╔══
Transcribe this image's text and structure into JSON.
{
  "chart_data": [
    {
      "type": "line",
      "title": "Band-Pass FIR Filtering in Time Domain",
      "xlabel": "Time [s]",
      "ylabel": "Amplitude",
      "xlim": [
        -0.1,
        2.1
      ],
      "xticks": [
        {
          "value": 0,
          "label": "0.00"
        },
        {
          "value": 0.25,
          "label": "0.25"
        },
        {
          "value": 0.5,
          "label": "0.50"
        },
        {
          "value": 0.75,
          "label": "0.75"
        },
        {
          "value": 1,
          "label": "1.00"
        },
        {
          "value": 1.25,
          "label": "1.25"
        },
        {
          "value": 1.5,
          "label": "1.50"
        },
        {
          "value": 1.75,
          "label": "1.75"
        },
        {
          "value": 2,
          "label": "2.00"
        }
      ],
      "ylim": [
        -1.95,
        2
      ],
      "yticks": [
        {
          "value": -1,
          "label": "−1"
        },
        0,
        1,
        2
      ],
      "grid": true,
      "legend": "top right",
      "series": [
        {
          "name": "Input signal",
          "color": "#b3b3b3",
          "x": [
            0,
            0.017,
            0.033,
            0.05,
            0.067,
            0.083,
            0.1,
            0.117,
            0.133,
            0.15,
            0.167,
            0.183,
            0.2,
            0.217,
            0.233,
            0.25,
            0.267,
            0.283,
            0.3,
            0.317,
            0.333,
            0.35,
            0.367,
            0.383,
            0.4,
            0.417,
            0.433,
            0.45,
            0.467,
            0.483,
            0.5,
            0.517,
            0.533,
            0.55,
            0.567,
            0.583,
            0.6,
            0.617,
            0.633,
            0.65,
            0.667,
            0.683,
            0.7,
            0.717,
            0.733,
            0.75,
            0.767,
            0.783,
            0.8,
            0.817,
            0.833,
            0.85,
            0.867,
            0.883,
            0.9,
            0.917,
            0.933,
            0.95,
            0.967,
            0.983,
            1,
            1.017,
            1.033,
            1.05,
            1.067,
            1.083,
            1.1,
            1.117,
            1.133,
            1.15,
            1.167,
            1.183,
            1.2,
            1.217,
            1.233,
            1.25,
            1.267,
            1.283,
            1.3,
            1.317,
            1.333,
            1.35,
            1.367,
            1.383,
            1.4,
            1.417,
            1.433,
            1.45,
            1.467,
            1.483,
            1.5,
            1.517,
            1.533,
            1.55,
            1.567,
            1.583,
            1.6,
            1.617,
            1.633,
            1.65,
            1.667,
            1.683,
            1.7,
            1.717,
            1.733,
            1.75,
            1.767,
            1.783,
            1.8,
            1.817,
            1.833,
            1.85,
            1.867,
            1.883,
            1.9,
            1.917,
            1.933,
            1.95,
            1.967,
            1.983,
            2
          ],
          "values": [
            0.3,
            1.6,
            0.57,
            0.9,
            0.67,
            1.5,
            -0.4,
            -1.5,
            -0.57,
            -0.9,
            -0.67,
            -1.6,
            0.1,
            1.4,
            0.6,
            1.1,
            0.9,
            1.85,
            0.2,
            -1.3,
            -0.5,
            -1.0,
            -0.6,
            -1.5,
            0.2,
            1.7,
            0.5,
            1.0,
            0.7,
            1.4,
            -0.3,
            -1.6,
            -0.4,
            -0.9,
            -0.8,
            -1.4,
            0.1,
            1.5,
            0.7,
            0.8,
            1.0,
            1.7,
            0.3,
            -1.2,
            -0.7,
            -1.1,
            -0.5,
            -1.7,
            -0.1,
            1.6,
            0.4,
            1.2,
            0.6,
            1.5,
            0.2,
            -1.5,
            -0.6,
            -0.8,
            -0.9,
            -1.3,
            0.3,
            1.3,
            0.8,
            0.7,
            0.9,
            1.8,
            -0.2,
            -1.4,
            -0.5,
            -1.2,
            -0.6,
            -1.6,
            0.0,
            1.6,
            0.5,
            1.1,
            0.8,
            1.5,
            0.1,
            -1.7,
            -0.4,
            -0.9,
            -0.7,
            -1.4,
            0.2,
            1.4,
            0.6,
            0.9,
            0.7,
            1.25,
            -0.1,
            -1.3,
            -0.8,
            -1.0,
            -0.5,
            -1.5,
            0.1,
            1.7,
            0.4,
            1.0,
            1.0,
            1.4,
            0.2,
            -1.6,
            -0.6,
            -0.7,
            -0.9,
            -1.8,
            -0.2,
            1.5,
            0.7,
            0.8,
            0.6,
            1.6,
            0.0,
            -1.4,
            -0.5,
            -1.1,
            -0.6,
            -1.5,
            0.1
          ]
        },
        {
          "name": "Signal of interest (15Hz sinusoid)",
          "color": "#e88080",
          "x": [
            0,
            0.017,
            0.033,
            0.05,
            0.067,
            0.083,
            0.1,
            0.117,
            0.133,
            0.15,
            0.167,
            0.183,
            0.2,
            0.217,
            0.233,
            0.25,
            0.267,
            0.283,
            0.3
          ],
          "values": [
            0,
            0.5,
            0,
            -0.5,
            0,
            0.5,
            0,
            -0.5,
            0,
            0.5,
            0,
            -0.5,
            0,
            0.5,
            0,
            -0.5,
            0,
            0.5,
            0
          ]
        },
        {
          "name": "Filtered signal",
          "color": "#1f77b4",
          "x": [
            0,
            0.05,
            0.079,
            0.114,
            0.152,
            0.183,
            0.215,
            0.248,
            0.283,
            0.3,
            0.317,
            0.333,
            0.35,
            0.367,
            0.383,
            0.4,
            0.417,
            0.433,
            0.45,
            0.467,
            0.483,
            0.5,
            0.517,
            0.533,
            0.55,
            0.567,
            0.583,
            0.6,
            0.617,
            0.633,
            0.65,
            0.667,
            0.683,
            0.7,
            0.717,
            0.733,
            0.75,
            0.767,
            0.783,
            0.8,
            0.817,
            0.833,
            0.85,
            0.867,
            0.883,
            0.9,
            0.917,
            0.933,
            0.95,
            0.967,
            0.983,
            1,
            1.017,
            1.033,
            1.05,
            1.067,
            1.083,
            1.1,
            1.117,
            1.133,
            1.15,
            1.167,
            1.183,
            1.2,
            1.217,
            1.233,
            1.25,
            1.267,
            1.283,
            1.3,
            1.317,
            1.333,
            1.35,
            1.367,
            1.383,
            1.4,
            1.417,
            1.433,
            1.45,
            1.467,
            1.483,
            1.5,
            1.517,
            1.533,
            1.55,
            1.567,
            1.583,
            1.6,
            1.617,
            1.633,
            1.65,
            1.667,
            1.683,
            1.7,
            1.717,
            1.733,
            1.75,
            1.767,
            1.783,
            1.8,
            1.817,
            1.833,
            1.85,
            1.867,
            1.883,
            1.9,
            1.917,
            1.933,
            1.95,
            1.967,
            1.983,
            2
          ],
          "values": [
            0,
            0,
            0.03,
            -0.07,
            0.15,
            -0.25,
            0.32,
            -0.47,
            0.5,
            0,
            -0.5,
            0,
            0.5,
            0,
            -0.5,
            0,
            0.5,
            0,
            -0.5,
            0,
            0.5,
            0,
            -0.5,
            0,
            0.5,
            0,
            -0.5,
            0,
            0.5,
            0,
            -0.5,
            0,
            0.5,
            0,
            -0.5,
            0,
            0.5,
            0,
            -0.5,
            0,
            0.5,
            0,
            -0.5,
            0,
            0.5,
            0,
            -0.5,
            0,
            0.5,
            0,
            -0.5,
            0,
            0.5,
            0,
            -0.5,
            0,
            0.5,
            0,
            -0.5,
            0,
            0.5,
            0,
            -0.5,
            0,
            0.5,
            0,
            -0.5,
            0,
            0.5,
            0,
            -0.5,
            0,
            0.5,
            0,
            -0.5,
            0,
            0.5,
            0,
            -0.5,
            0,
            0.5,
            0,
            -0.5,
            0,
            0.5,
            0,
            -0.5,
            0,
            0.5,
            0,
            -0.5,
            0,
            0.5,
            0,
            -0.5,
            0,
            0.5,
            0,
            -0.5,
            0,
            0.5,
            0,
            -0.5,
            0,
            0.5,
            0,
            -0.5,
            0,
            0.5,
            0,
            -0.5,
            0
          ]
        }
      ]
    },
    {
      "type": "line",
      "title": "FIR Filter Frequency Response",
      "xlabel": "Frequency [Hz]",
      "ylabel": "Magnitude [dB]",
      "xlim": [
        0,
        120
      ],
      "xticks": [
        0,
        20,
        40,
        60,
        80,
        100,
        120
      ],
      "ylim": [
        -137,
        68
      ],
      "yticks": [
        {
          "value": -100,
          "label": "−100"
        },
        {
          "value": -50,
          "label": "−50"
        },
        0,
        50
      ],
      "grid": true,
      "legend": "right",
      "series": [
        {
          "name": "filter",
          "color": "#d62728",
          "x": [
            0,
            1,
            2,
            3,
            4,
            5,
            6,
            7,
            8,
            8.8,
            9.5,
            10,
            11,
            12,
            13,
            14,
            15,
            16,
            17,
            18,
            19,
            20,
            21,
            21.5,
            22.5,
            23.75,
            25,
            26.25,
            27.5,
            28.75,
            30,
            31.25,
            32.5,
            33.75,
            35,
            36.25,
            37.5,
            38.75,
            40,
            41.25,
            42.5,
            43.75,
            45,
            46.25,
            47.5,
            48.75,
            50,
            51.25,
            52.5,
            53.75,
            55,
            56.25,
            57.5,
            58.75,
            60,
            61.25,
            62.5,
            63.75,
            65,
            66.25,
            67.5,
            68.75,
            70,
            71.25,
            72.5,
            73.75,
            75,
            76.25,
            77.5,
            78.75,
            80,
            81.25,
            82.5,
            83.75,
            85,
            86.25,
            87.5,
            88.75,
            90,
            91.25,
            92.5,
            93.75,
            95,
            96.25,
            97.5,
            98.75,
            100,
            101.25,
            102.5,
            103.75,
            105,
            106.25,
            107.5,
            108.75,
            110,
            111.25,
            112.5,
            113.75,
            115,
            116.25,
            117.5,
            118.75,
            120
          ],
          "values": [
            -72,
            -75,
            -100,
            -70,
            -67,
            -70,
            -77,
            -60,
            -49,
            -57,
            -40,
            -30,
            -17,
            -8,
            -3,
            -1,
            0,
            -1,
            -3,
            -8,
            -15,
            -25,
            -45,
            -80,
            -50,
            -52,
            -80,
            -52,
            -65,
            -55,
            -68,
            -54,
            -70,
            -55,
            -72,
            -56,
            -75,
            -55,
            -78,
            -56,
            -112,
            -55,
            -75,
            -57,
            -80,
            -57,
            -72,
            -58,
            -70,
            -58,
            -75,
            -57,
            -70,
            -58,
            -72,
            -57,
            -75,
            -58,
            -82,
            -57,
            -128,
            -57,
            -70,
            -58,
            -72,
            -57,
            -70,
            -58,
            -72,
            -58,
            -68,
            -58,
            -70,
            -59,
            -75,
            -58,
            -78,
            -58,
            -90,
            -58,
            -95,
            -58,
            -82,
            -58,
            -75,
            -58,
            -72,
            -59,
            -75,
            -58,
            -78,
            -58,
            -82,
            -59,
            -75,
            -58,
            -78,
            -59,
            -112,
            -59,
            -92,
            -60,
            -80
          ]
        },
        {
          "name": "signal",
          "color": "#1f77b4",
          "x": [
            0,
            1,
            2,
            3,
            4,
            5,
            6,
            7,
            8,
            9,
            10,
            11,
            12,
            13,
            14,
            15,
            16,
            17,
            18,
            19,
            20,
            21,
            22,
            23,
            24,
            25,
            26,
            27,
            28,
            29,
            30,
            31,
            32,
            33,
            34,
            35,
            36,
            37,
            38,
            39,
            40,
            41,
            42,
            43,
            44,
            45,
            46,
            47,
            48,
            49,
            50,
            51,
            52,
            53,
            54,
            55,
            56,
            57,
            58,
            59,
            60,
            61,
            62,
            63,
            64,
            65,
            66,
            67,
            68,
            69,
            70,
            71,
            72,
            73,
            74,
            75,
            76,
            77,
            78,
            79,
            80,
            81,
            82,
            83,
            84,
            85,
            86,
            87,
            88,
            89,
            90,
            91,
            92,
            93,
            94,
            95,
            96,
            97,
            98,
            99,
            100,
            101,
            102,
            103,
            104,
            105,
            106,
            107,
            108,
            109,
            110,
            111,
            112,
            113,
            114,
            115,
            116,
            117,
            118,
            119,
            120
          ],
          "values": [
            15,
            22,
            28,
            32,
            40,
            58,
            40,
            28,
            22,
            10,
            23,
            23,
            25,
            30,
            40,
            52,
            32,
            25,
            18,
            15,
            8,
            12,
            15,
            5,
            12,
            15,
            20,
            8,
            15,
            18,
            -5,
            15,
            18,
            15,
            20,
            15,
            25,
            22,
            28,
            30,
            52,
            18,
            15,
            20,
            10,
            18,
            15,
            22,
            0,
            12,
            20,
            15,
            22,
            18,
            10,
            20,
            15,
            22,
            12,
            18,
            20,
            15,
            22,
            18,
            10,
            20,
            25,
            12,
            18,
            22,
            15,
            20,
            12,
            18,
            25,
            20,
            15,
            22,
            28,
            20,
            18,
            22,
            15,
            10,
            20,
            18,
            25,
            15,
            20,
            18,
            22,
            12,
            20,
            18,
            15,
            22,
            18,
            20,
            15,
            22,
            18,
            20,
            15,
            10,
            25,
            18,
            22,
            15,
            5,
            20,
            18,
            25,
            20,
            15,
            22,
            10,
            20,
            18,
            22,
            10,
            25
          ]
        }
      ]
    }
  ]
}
╚══
Written instruction :: Determine the number of lines in the data that contain "Time" as a word or string, and state only that number.

Written response :: 2